## Task statement
Write out every line of the material exactly as it appears.

## Raw records
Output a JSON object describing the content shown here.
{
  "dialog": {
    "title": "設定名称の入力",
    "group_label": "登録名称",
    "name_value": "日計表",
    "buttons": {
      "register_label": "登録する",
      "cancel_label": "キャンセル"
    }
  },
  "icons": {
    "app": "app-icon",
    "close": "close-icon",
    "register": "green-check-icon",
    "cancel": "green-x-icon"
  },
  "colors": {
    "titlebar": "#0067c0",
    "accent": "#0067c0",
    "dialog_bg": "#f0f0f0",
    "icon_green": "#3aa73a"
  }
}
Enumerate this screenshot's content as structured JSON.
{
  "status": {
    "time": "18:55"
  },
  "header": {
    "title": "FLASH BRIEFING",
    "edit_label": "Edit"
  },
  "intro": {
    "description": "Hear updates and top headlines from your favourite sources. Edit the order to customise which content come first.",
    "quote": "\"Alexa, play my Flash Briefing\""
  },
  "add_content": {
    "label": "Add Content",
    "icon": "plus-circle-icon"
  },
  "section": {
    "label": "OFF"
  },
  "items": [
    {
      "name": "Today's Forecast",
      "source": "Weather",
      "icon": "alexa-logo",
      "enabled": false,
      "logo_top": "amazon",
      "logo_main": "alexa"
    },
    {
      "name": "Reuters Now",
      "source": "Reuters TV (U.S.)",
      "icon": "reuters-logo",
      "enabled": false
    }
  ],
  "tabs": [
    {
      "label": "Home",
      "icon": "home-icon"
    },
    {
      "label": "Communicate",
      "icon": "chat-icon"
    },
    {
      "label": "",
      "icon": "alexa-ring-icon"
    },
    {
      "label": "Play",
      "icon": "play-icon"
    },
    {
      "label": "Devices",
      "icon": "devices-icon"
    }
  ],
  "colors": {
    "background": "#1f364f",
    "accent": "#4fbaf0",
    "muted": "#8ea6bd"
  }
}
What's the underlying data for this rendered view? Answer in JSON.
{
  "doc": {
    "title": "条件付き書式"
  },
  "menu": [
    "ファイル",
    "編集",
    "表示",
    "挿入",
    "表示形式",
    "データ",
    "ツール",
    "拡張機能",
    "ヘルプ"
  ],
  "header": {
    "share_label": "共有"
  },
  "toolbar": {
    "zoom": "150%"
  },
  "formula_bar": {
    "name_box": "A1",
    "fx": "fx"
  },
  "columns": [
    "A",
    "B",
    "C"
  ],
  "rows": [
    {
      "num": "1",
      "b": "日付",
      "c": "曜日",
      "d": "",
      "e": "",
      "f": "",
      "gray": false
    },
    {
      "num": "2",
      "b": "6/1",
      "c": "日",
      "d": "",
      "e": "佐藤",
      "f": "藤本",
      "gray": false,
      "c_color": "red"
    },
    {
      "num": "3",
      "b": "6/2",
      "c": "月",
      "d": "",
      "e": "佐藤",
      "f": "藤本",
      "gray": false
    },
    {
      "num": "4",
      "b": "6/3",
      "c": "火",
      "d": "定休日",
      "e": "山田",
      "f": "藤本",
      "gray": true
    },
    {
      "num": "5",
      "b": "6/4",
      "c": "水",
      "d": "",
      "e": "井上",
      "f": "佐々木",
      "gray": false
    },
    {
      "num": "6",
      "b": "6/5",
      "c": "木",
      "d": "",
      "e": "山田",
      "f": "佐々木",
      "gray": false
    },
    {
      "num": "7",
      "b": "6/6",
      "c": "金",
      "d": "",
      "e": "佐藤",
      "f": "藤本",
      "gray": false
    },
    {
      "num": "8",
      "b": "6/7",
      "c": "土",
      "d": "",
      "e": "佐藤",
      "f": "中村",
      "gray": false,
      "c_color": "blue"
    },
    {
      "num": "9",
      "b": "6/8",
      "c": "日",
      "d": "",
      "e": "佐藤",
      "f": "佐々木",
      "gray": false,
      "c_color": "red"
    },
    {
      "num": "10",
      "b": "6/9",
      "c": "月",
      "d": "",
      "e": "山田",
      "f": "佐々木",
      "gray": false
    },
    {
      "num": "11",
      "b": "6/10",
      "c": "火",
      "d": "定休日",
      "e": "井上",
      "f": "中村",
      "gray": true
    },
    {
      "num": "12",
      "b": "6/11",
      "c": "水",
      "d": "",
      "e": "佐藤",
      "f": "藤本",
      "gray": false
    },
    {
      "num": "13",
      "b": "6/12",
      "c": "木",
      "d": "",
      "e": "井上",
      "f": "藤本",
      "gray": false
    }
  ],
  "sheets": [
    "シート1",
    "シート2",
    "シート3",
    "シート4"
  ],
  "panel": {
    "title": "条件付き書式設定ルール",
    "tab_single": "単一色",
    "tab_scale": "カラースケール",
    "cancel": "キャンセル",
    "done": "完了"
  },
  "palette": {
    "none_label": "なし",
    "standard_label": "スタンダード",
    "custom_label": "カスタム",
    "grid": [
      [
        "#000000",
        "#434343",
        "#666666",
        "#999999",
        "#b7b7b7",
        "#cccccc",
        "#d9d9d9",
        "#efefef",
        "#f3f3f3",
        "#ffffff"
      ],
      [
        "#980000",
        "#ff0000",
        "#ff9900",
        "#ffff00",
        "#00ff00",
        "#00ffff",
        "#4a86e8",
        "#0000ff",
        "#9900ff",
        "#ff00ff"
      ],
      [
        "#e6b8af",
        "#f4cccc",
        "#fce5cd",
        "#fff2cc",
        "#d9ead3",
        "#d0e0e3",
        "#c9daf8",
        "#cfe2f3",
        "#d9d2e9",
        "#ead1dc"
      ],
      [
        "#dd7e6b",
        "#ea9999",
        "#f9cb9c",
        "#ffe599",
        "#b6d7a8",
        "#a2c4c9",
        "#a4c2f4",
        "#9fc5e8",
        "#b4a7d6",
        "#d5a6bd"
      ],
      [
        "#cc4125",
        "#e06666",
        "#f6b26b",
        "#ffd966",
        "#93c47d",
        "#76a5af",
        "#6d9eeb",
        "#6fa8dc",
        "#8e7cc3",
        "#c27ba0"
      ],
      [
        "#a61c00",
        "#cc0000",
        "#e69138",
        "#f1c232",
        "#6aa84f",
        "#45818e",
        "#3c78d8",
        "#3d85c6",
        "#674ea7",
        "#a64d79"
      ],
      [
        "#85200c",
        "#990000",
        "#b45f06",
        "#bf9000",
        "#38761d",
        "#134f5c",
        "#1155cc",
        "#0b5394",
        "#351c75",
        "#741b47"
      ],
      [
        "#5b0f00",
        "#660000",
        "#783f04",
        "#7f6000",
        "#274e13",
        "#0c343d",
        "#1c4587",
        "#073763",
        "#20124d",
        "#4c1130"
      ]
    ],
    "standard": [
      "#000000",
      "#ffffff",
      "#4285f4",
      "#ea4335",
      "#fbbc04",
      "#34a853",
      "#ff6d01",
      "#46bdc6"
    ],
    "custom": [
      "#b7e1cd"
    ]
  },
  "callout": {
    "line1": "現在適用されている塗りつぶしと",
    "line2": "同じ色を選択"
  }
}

## Full answer
Output a JSON object describing the content shown here.
{
  "dialog": {
    "title": "設定名称の入力",
    "group_label": "登録名称",
    "name_value": "日計表",
    "buttons": {
      "register_label": "登録する",
      "cancel_label": "キャンセル"
    }
  },
  "icons": {
    "app": "app-icon",
    "close": "close-icon",
    "register": "green-check-icon",
    "cancel": "green-x-icon"
  },
  "colors": {
    "titlebar": "#0067c0",
    "accent": "#0067c0",
    "dialog_bg": "#f0f0f0",
    "icon_green": "#3aa73a"
  }
}
Enumerate this screenshot's content as structured JSON.
{
  "status": {
    "time": "18:55"
  },
  "header": {
    "title": "FLASH BRIEFING",
    "edit_label": "Edit"
  },
  "intro": {
    "description": "Hear updates and top headlines from your favourite sources. Edit the order to customise which content come first.",
    "quote": "\"Alexa, play my Flash Briefing\""
  },
  "add_content": {
    "label": "Add Content",
    "icon": "plus-circle-icon"
  },
  "section": {
    "label": "OFF"
  },
  "items": [
    {
      "name": "Today's Forecast",
      "source": "Weather",
      "icon": "alexa-logo",
      "enabled": false,
      "logo_top": "amazon",
      "logo_main": "alexa"
    },
    {
      "name": "Reuters Now",
      "source": "Reuters TV (U.S.)",
      "icon": "reuters-logo",
      "enabled": false
    }
  ],
  "tabs": [
    {
      "label": "Home",
      "icon": "home-icon"
    },
    {
      "label": "Communicate",
      "icon": "chat-icon"
    },
    {
      "label": "",
      "icon": "alexa-ring-icon"
    },
    {
      "label": "Play",
      "icon": "play-icon"
    },
    {
      "label": "Devices",
      "icon": "devices-icon"
    }
  ],
  "colors": {
    "background": "#1f364f",
    "accent": "#4fbaf0",
    "muted": "#8ea6bd"
  }
}
What's the underlying data for this rendered view? Answer in JSON.
{
  "doc": {
    "title": "条件付き書式"
  },
  "menu": [
    "ファイル",
    "編集",
    "表示",
    "挿入",
    "表示形式",
    "データ",
    "ツール",
    "拡張機能",
    "ヘルプ"
  ],
  "header": {
    "share_label": "共有"
  },
  "toolbar": {
    "zoom": "150%"
  },
  "formula_bar": {
    "name_box": "A1",
    "fx": "fx"
  },
  "columns": [
    "A",
    "B",
    "C"
  ],
  "rows": [
    {
      "num": "1",
      "b": "日付",
      "c": "曜日",
      "d": "",
      "e": "",
      "f": "",
      "gray": false
    },
    {
      "num": "2",
      "b": "6/1",
      "c": "日",
      "d": "",
      "e": "佐藤",
      "f": "藤本",
      "gray": false,
      "c_color": "red"
    },
    {
      "num": "3",
      "b": "6/2",
      "c": "月",
      "d": "",
      "e": "佐藤",
      "f": "藤本",
      "gray": false
    },
    {
      "num": "4",
      "b": "6/3",
      "c": "火",
      "d": "定休日",
      "e": "山田",
      "f": "藤本",
      "gray": true
    },
    {
      "num": "5",
      "b": "6/4",
      "c": "水",
      "d": "",
      "e": "井上",
      "f": "佐々木",
      "gray": false
    },
    {
      "num": "6",
      "b": "6/5",
      "c": "木",
      "d": "",
      "e": "山田",
      "f": "佐々木",
      "gray": false
    },
    {
      "num": "7",
      "b": "6/6",
      "c": "金",
      "d": "",
      "e": "佐藤",
      "f": "藤本",
      "gray": false
    },
    {
      "num": "8",
      "b": "6/7",
      "c": "土",
      "d": "",
      "e": "佐藤",
      "f": "中村",
      "gray": false,
      "c_color": "blue"
    },
    {
      "num": "9",
      "b": "6/8",
      "c": "日",
      "d": "",
      "e": "佐藤",
      "f": "佐々木",
      "gray": false,
      "c_color": "red"
    },
    {
      "num": "10",
      "b": "6/9",
      "c": "月",
      "d": "",
      "e": "山田",
      "f": "佐々木",
      "gray": false
    },
    {
      "num": "11",
      "b": "6/10",
      "c": "火",
      "d": "定休日",
      "e": "井上",
      "f": "中村",
      "gray": true
    },
    {
      "num": "12",
      "b": "6/11",
      "c": "水",
      "d": "",
      "e": "佐藤",
      "f": "藤本",
      "gray": false
    },
    {
      "num": "13",
      "b": "6/12",
      "c": "木",
      "d": "",
      "e": "井上",
      "f": "藤本",
      "gray": false
    }
  ],
  "sheets": [
    "シート1",
    "シート2",
    "シート3",
    "シート4"
  ],
  "panel": {
    "title": "条件付き書式設定ルール",
    "tab_single": "単一色",
    "tab_scale": "カラースケール",
    "cancel": "キャンセル",
    "done": "完了"
  },
  "palette": {
    "none_label": "なし",
    "standard_label": "スタンダード",
    "custom_label": "カスタム",
    "grid": [
      [
        "#000000",
        "#434343",
        "#666666",
        "#999999",
        "#b7b7b7",
        "#cccccc",
        "#d9d9d9",
        "#efefef",
        "#f3f3f3",
        "#ffffff"
      ],
      [
        "#980000",
        "#ff0000",
        "#ff9900",
        "#ffff00",
        "#00ff00",
        "#00ffff",
        "#4a86e8",
        "#0000ff",
        "#9900ff",
        "#ff00ff"
      ],
      [
        "#e6b8af",
        "#f4cccc",
        "#fce5cd",
        "#fff2cc",
        "#d9ead3",
        "#d0e0e3",
        "#c9daf8",
        "#cfe2f3",
        "#d9d2e9",
        "#ead1dc"
      ],
      [
        "#dd7e6b",
        "#ea9999",
        "#f9cb9c",
        "#ffe599",
        "#b6d7a8",
        "#a2c4c9",
        "#a4c2f4",
        "#9fc5e8",
        "#b4a7d6",
        "#d5a6bd"
      ],
      [
        "#cc4125",
        "#e06666",
        "#f6b26b",
        "#ffd966",
        "#93c47d",
        "#76a5af",
        "#6d9eeb",
        "#6fa8dc",
        "#8e7cc3",
        "#c27ba0"
      ],
      [
        "#a61c00",
        "#cc0000",
        "#e69138",
        "#f1c232",
        "#6aa84f",
        "#45818e",
        "#3c78d8",
        "#3d85c6",
        "#674ea7",
        "#a64d79"
      ],
      [
        "#85200c",
        "#990000",
        "#b45f06",
        "#bf9000",
        "#38761d",
        "#134f5c",
        "#1155cc",
        "#0b5394",
        "#351c75",
        "#741b47"
      ],
      [
        "#5b0f00",
        "#660000",
        "#783f04",
        "#7f6000",
        "#274e13",
        "#0c343d",
        "#1c4587",
        "#073763",
        "#20124d",
        "#4c1130"
      ]
    ],
    "standard": [
      "#000000",
      "#ffffff",
      "#4285f4",
      "#ea4335",
      "#fbbc04",
      "#34a853",
      "#ff6d01",
      "#46bdc6"
    ],
    "custom": [
      "#b7e1cd"
    ]
  },
  "callout": {
    "line1": "現在適用されている塗りつぶしと",
    "line2": "同じ色を選択"
  }
}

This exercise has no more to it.